Robert Peter Silvers is an American lawyer and government official who has served as the Under Secretary of Homeland Security for Strategy, Policy, and Plans since 2021.

Education 

Silvers received his Bachelor of Arts from the University of Pennsylvania, where he graduated summa cum laude and as valedictorian of the International Relations program and his Juris Doctor from New York University School of Law.

Legal and academic career 

After law school, he clerked for Judge Kim McLane Wardlaw of the United States Court of Appeals for the Ninth Circuit. Prior to joining DHS, Silvers was an attorney at the international law firm O'Melveny & Myers, where he handled complex transnational disputes and investigative matters for his clients. Silvers served as the Obama administration's Assistant Secretary for Cyber Policy at the U.S. Department of Homeland Security (DHS). He was responsible for engagement on cyber defense with the private sector, the federal government's response during significant cyber incidents, and building diplomatic coalitions to confront the most challenging issues involving security and digital innovation. Silvers previously served in other positions at DHS, including as Deputy Chief of Staff, managing execution of policy and operational priorities for the Department's 22 agencies and offices. Silvers is an adjunct professor in the Master of Science in Cybersecurity Risk and Strategy Program co-offered by New York University School of Law and the New York University Tandon School of Engineering. Silvers is a partner at the law firm Paul Hastings LLP and an experienced leader in national and homeland security. Silvers advises companies and boards of directors on cybersecurity, critical infrastructure protection, and other challenges at the intersection of business and security.

*Data listing*:

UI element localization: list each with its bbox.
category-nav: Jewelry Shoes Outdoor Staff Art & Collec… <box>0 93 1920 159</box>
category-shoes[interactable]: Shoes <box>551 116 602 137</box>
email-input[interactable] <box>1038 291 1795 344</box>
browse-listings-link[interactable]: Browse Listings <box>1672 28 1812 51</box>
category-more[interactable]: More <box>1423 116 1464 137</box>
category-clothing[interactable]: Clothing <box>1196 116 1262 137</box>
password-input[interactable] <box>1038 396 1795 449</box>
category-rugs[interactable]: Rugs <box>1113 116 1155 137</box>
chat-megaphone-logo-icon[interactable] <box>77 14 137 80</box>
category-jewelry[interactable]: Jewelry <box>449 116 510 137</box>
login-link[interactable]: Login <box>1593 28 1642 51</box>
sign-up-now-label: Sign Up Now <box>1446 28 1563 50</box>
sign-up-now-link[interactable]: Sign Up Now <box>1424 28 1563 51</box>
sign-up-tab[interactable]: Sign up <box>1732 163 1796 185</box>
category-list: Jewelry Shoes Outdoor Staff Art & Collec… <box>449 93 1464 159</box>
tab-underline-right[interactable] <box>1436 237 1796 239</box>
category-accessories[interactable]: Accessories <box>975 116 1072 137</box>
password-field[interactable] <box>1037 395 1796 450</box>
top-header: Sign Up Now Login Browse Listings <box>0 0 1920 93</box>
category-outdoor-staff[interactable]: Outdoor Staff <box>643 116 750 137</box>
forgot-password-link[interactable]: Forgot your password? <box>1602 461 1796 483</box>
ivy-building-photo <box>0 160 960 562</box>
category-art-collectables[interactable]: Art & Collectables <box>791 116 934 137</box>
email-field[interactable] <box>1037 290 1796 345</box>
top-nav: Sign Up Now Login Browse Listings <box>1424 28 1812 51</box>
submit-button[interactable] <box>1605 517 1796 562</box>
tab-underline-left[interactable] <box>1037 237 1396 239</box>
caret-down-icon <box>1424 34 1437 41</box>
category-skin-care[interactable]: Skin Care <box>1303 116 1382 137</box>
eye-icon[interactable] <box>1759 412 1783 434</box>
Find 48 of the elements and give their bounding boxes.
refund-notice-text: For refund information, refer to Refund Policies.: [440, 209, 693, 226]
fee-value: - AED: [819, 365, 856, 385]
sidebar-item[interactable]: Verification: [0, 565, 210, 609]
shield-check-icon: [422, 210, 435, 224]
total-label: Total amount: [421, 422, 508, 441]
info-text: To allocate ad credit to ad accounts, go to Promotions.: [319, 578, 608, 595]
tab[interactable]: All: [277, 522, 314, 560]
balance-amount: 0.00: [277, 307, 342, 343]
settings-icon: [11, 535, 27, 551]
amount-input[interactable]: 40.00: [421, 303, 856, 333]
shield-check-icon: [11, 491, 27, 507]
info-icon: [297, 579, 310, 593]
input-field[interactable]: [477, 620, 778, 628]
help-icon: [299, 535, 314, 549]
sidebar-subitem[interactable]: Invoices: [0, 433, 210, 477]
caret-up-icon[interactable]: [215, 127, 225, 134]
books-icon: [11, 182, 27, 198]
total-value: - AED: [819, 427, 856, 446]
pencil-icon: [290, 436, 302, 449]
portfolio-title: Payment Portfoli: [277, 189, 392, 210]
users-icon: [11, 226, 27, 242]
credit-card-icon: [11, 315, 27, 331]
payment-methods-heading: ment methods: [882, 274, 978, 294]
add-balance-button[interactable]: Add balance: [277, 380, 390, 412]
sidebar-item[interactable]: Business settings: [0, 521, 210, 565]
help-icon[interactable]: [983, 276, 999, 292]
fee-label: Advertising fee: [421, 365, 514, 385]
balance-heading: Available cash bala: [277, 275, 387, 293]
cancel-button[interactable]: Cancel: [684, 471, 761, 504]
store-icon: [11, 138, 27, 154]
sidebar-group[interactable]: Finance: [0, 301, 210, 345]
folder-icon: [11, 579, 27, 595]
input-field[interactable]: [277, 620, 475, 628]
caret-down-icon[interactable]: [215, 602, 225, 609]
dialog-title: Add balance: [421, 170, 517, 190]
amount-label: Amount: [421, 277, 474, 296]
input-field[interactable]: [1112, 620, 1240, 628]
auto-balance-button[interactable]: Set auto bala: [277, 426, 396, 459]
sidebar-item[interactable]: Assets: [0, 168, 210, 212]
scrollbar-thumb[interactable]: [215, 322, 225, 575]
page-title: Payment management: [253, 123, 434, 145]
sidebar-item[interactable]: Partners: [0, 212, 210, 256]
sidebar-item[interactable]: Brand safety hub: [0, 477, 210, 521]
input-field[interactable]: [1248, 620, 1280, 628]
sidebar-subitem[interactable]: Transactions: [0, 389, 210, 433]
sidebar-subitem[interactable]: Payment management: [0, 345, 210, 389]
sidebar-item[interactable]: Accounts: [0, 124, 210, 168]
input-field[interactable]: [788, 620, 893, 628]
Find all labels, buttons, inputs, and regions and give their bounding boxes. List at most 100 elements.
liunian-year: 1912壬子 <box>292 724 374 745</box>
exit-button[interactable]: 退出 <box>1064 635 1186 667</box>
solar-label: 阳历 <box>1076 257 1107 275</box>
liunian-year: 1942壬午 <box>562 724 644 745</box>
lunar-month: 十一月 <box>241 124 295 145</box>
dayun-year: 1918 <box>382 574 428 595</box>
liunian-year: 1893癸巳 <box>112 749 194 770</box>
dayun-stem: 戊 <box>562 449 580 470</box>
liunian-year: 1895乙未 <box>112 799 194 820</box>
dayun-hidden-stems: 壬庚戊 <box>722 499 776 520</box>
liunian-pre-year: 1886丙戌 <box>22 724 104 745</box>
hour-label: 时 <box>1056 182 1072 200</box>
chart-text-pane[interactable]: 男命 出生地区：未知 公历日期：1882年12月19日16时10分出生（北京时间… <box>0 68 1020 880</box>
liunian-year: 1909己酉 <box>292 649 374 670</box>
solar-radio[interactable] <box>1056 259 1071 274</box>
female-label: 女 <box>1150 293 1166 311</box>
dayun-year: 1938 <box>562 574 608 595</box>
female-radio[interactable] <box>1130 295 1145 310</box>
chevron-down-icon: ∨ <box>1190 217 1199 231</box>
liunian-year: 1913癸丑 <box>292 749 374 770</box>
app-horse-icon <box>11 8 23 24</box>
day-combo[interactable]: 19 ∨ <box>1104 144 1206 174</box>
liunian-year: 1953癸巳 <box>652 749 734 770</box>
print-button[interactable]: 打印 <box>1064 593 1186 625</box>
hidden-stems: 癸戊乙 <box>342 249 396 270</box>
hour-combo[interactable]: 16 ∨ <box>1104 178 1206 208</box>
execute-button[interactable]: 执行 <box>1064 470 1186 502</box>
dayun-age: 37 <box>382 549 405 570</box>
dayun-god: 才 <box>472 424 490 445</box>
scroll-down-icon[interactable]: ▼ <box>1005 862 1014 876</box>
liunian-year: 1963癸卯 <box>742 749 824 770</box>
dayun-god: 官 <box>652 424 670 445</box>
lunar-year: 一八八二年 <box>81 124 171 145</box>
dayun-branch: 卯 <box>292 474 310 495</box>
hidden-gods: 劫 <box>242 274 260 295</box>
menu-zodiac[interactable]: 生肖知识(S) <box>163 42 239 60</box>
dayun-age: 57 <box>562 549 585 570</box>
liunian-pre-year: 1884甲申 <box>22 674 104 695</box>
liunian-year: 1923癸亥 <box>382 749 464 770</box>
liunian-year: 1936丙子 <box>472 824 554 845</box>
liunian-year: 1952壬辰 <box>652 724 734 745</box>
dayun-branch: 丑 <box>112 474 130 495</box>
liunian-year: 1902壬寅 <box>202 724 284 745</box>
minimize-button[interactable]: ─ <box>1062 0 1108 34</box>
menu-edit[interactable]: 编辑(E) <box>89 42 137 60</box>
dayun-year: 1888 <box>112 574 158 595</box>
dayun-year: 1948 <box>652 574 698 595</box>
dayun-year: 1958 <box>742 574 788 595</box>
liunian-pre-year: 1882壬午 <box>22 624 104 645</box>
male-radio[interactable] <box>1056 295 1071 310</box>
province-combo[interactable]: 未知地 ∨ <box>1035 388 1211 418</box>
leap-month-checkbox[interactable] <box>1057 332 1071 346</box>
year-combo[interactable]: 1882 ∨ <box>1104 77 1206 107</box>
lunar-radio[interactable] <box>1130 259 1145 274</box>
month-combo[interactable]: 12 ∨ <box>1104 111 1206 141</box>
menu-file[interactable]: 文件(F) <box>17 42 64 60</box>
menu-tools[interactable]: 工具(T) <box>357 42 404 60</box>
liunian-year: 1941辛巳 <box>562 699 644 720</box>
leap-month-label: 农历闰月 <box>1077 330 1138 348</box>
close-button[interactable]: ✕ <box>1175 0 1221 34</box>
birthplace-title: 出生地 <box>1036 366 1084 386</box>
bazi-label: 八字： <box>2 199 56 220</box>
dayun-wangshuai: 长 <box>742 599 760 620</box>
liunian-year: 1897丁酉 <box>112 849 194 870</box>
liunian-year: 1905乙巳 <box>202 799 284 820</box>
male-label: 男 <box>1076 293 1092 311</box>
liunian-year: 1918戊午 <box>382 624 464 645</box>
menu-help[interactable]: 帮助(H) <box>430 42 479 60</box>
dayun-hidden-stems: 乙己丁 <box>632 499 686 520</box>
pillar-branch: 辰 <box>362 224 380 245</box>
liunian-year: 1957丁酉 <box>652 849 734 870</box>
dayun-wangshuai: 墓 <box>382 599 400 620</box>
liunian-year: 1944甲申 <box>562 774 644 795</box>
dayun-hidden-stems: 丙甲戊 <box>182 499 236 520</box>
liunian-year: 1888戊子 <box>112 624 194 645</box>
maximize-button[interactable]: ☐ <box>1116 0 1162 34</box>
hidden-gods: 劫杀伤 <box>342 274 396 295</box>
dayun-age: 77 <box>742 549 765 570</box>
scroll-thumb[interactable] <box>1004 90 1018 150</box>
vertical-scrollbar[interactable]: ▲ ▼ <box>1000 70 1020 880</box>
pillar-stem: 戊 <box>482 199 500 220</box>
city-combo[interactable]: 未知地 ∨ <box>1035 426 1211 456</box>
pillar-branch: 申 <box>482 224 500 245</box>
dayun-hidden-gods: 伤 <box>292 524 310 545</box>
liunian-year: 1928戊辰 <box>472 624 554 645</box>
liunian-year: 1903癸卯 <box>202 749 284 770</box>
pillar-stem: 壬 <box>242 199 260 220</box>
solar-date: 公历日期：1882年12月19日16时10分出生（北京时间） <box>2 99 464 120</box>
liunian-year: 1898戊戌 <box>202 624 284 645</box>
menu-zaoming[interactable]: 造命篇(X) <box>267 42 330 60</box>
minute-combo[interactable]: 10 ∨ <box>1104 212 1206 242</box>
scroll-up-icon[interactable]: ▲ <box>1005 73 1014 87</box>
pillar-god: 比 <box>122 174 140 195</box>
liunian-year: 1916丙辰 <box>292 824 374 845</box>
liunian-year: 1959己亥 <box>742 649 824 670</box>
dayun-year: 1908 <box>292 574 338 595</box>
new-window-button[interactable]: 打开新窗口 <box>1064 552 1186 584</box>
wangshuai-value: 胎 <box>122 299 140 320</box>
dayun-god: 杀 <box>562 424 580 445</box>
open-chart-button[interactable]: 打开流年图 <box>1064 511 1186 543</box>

*TASK SET*:
a – In the biography of Robert Peter Silvers, which judge did he clerk for after law school?
b – Repeat word for word the part of the Robert Peter Silvers biography that begins at the words "Robert Peter Silvers" and stops after "School of Law.".
c – Finish out the next part of the Robert Peter Silvers biography, starting after its last sentence.

*OUTPUTS FOR THE TASKS*:
a – Judge Kim McLane Wardlaw of the United States Court of Appeals for the Ninth Circuit.

b –
Robert Peter Silvers is an American lawyer and government official who has served as the Under Secretary of Homeland Security for Strategy, Policy, and Plans since 2021.

Education 

Silvers received his Bachelor of Arts from the University of Pennsylvania, where he graduated summa cum laude and as valedictorian of the International Relations program and his Juris Doctor from New York University School of Law.

c –
Under Secretary of Homeland Security 

In January 2021, Silvers name was suggested for a Department of Homeland Security position. On April 12, 2021, President Joe Biden announced Silvers as the nominee to be the Under Secretary of Homeland Security for Strategy, Policy, and Plans. On April 27, 2021, his nomination was sent to the United States Senate. His nomination is pending before the Senate Committee on Homeland Security and Governmental Affairs. On May 27, 2021, a hearing on his nomination was held before the Senate Committee on Homeland Security and Governmental Affairs. He was confirmed by the US Senate on August 5, 2021, by Unanimous Consent. He was sworn in on August 10, 2021.

Personal life 

A native of New York City, as of April 2021 Silvers lived in Washington, D.C. with his wife and their eight-year-old son and three-year-old daughter.

References 

American Jews
Living people
Year of birth missing (living people)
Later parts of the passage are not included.